_Material supplied_
_ _ _ _

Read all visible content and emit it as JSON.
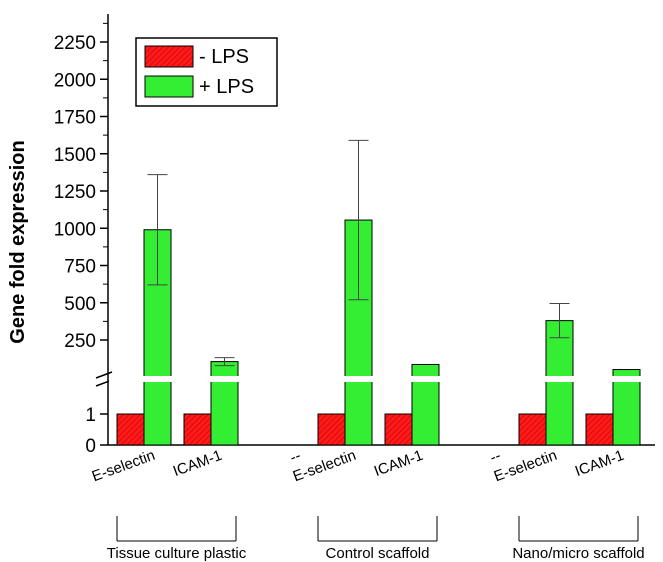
{
  "chart_data": {
    "type": "bar",
    "ylabel": "Gene fold expression",
    "y_axis": {
      "broken": true,
      "lower_ticks": [
        "0",
        "1"
      ],
      "upper_ticks": [
        "250",
        "500",
        "750",
        "1000",
        "1250",
        "1500",
        "1750",
        "2000",
        "2250"
      ]
    },
    "legend": {
      "placement": "top-left",
      "entries": [
        {
          "label": "- LPS",
          "color": "#ff1a1a",
          "pattern": "hatched"
        },
        {
          "label": "+ LPS",
          "color": "#33ee33",
          "pattern": "solid"
        }
      ]
    },
    "groups": [
      {
        "label": "Tissue culture plastic",
        "categories": [
          {
            "label": "E-selectin",
            "minus_lps": 1,
            "plus_lps": 990,
            "plus_lps_error": 370
          },
          {
            "label": "ICAM-1",
            "minus_lps": 1,
            "plus_lps": 100,
            "plus_lps_error": 28
          }
        ]
      },
      {
        "label": "Control scaffold",
        "categories": [
          {
            "label": "E-selectin",
            "minus_lps": 1,
            "plus_lps": 1055,
            "plus_lps_error": 535
          },
          {
            "label": "ICAM-1",
            "minus_lps": 1,
            "plus_lps": 80,
            "plus_lps_error": 0
          }
        ]
      },
      {
        "label": "Nano/micro scaffold",
        "categories": [
          {
            "label": "E-selectin",
            "minus_lps": 1,
            "plus_lps": 380,
            "plus_lps_error": 115
          },
          {
            "label": "ICAM-1",
            "minus_lps": 1,
            "plus_lps": 45,
            "plus_lps_error": 0
          }
        ]
      }
    ],
    "separator_marks": [
      "--",
      "--"
    ]
  }
}
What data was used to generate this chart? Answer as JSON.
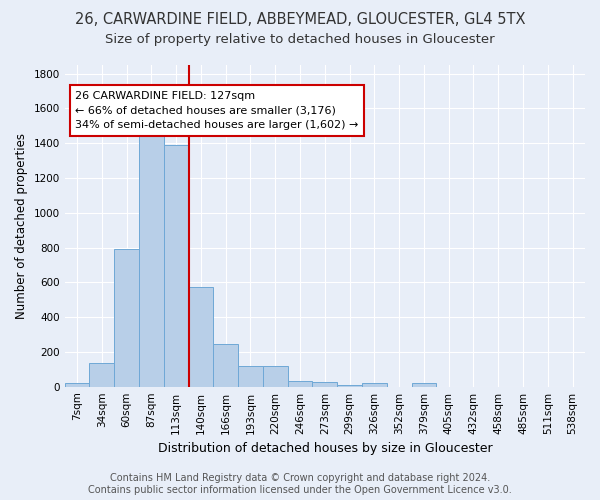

_ _ _ _

_What the task asks_
Return all of the entries word for word, but omit the pictures.

_Full solution_
Read all visible content and emit it as JSON.
{
  "chart_data": {
    "type": "bar",
    "ylabel": "Gene fold expression",
    "y_axis": {
      "broken": true,
      "lower_ticks": [
        "0",
        "1"
      ],
      "upper_ticks": [
        "250",
        "500",
        "750",
        "1000",
        "1250",
        "1500",
        "1750",
        "2000",
        "2250"
      ]
    },
    "legend": {
      "placement": "top-left",
      "entries": [
        {
          "label": "- LPS",
          "color": "#ff1a1a",
          "pattern": "hatched"
        },
        {
          "label": "+ LPS",
          "color": "#33ee33",
          "pattern": "solid"
        }
      ]
    },
    "groups": [
      {
        "label": "Tissue culture plastic",
        "categories": [
          {
            "label": "E-selectin",
            "minus_lps": 1,
            "plus_lps": 990,
            "plus_lps_error": 370
          },
          {
            "label": "ICAM-1",
            "minus_lps": 1,
            "plus_lps": 100,
            "plus_lps_error": 28
          }
        ]
      },
      {
        "label": "Control scaffold",
        "categories": [
          {
            "label": "E-selectin",
            "minus_lps": 1,
            "plus_lps": 1055,
            "plus_lps_error": 535
          },
          {
            "label": "ICAM-1",
            "minus_lps": 1,
            "plus_lps": 80,
            "plus_lps_error": 0
          }
        ]
      },
      {
        "label": "Nano/micro scaffold",
        "categories": [
          {
            "label": "E-selectin",
            "minus_lps": 1,
            "plus_lps": 380,
            "plus_lps_error": 115
          },
          {
            "label": "ICAM-1",
            "minus_lps": 1,
            "plus_lps": 45,
            "plus_lps_error": 0
          }
        ]
      }
    ],
    "separator_marks": [
      "--",
      "--"
    ]
  }
}
What data was used to generate this chart? Answer as JSON.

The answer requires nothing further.